Items from a data source:
* start *

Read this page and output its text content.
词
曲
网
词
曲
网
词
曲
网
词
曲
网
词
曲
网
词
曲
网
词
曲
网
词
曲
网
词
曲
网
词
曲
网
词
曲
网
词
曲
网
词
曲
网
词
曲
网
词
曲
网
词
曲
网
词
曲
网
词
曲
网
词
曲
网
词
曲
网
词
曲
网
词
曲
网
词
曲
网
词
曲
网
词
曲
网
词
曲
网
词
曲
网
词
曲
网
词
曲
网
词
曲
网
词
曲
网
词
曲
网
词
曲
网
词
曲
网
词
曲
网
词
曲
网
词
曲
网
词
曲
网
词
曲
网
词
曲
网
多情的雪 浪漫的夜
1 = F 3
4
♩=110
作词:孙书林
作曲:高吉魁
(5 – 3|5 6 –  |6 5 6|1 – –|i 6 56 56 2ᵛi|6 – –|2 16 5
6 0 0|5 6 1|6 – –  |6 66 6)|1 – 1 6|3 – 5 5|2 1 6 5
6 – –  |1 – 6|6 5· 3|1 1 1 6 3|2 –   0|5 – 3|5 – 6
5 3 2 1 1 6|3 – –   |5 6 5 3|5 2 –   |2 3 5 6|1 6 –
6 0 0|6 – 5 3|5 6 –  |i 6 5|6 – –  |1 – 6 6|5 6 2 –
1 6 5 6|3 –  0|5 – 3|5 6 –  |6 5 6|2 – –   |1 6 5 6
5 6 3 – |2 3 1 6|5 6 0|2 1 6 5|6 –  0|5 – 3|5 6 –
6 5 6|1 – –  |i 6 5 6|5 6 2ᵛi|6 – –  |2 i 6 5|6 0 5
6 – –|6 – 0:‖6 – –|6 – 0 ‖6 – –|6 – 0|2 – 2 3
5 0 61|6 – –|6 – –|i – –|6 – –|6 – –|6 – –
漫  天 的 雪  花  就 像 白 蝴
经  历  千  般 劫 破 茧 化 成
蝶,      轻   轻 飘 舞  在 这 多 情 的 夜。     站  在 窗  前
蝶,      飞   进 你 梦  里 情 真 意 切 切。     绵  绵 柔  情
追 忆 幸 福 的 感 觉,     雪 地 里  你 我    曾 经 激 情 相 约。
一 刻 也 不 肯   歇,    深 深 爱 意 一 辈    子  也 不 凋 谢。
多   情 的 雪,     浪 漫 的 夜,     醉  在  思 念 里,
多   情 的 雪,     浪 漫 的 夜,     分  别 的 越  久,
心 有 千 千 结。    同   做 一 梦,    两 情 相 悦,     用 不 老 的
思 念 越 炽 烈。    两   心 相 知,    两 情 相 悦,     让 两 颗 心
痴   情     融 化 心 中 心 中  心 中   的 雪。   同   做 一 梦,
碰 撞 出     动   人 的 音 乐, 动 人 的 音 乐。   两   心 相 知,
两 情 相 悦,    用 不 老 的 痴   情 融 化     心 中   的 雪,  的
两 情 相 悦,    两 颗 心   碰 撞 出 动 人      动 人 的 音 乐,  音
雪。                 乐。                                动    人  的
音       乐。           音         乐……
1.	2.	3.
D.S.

* end *

• _Goal_: Please output every record, keeping each line exact.

• _Task answer_:
Read this page and output its text content.
词
曲
网
词
曲
网
词
曲
网
词
曲
网
词
曲
网
词
曲
网
词
曲
网
词
曲
网
词
曲
网
词
曲
网
词
曲
网
词
曲
网
词
曲
网
词
曲
网
词
曲
网
词
曲
网
词
曲
网
词
曲
网
词
曲
网
词
曲
网
词
曲
网
词
曲
网
词
曲
网
词
曲
网
词
曲
网
词
曲
网
词
曲
网
词
曲
网
词
曲
网
词
曲
网
词
曲
网
词
曲
网
词
曲
网
词
曲
网
词
曲
网
词
曲
网
词
曲
网
词
曲
网
词
曲
网
词
曲
网
多情的雪 浪漫的夜
1 = F 3
4
♩=110
作词:孙书林
作曲:高吉魁
(5 – 3|5 6 –  |6 5 6|1 – –|i 6 56 56 2ᵛi|6 – –|2 16 5
6 0 0|5 6 1|6 – –  |6 66 6)|1 – 1 6|3 – 5 5|2 1 6 5
6 – –  |1 – 6|6 5· 3|1 1 1 6 3|2 –   0|5 – 3|5 – 6
5 3 2 1 1 6|3 – –   |5 6 5 3|5 2 –   |2 3 5 6|1 6 –
6 0 0|6 – 5 3|5 6 –  |i 6 5|6 – –  |1 – 6 6|5 6 2 –
1 6 5 6|3 –  0|5 – 3|5 6 –  |6 5 6|2 – –   |1 6 5 6
5 6 3 – |2 3 1 6|5 6 0|2 1 6 5|6 –  0|5 – 3|5 6 –
6 5 6|1 – –  |i 6 5 6|5 6 2ᵛi|6 – –  |2 i 6 5|6 0 5
6 – –|6 – 0:‖6 – –|6 – 0 ‖6 – –|6 – 0|2 – 2 3
5 0 61|6 – –|6 – –|i – –|6 – –|6 – –|6 – –
漫  天 的 雪  花  就 像 白 蝴
经  历  千  般 劫 破 茧 化 成
蝶,      轻   轻 飘 舞  在 这 多 情 的 夜。     站  在 窗  前
蝶,      飞   进 你 梦  里 情 真 意 切 切。     绵  绵 柔  情
追 忆 幸 福 的 感 觉,     雪 地 里  你 我    曾 经 激 情 相 约。
一 刻 也 不 肯   歇,    深 深 爱 意 一 辈    子  也 不 凋 谢。
多   情 的 雪,     浪 漫 的 夜,     醉  在  思 念 里,
多   情 的 雪,     浪 漫 的 夜,     分  别 的 越  久,
心 有 千 千 结。    同   做 一 梦,    两 情 相 悦,     用 不 老 的
思 念 越 炽 烈。    两   心 相 知,    两 情 相 悦,     让 两 颗 心
痴   情     融 化 心 中 心 中  心 中   的 雪。   同   做 一 梦,
碰 撞 出     动   人 的 音 乐, 动 人 的 音 乐。   两   心 相 知,
两 情 相 悦,    用 不 老 的 痴   情 融 化     心 中   的 雪,  的
两 情 相 悦,    两 颗 心   碰 撞 出 动 人      动 人 的 音 乐,  音
雪。                 乐。                                动    人  的
音       乐。           音         乐……
1.	2.	3.
D.S.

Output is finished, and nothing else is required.